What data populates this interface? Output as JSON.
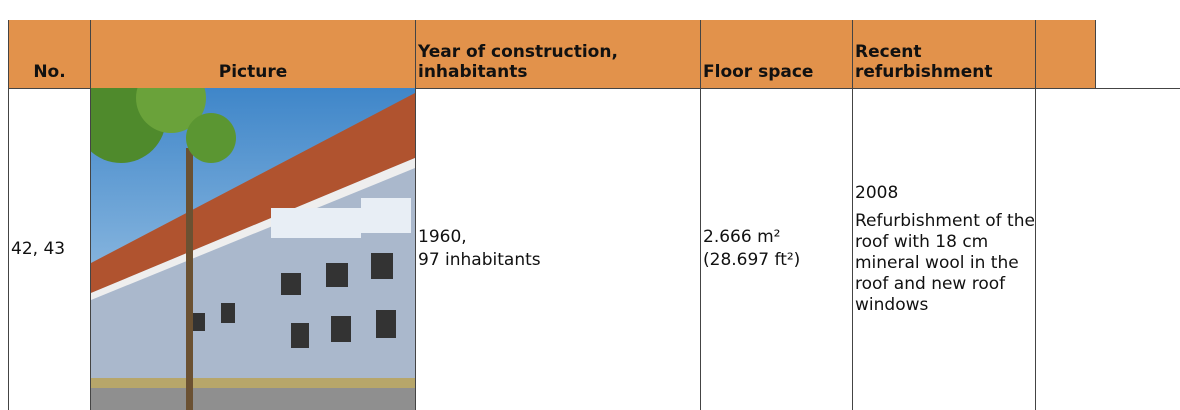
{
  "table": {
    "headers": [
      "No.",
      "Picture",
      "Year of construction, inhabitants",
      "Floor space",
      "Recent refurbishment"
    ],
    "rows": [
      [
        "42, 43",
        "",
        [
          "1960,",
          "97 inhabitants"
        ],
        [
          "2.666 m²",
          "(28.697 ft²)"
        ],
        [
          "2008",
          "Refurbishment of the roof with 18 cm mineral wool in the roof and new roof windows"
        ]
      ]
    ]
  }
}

* * *

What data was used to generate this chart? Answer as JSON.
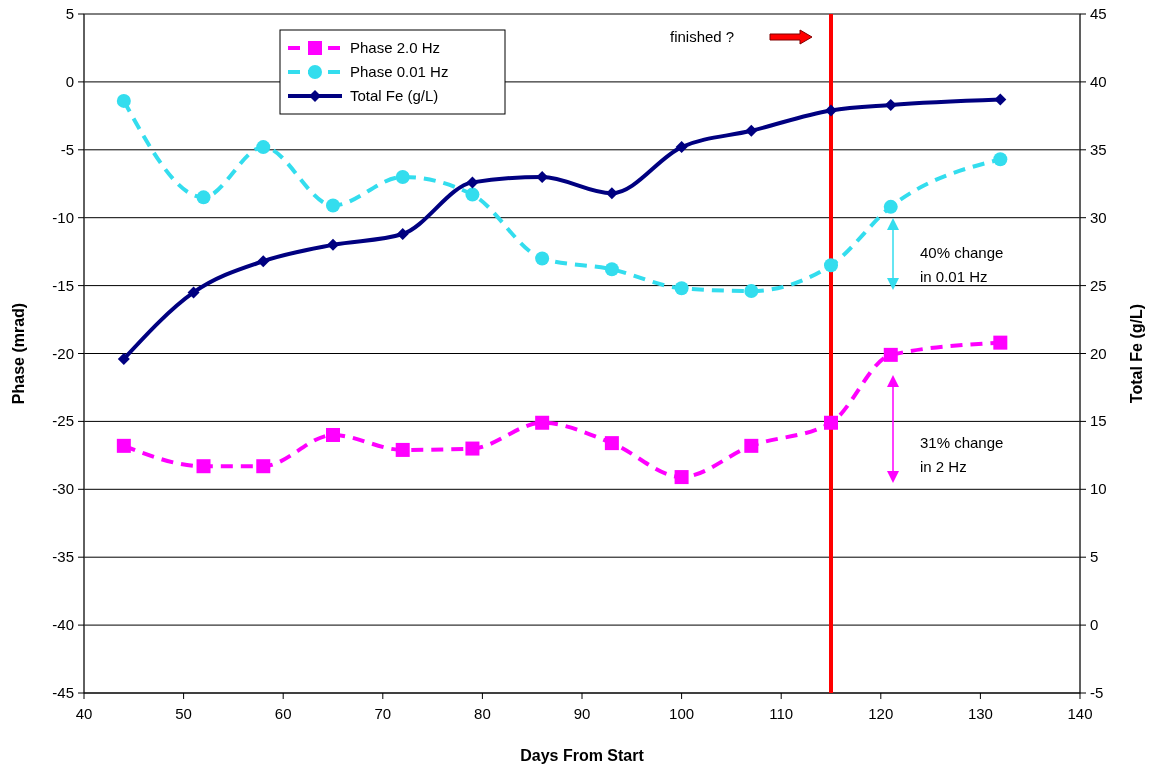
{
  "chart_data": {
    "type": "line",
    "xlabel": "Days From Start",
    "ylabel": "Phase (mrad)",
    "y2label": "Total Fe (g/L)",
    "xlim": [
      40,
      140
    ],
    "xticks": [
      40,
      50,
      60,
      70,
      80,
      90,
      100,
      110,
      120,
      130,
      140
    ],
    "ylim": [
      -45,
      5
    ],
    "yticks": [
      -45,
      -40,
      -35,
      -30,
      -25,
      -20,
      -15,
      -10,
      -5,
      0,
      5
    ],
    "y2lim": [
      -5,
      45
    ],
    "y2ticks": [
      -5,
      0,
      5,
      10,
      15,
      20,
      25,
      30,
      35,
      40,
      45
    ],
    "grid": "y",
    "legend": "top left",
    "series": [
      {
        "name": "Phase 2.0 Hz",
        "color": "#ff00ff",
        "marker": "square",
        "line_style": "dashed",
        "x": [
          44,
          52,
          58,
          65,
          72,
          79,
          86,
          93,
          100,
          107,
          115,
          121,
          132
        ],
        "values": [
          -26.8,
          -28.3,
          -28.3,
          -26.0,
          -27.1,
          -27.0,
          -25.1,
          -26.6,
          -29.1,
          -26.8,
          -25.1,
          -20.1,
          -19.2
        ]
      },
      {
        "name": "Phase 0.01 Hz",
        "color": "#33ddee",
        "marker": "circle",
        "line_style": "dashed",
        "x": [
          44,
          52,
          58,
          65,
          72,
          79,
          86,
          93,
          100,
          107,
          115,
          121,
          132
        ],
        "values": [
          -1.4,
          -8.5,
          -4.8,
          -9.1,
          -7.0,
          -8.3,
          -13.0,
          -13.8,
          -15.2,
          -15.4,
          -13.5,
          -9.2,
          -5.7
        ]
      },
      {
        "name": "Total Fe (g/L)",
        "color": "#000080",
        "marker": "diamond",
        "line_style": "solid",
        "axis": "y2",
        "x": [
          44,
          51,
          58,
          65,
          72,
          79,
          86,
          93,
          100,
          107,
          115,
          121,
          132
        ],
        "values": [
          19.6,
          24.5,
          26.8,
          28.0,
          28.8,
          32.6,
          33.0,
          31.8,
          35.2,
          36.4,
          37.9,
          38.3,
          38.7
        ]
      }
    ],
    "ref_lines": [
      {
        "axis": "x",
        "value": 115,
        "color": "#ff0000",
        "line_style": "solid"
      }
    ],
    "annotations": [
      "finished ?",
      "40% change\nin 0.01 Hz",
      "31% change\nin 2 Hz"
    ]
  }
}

• **Task goal**: Look over the records above and copy each line that includes the string "marker".

• **Completed task**:
        "marker": "square",
        "marker": "circle",
        "marker": "diamond",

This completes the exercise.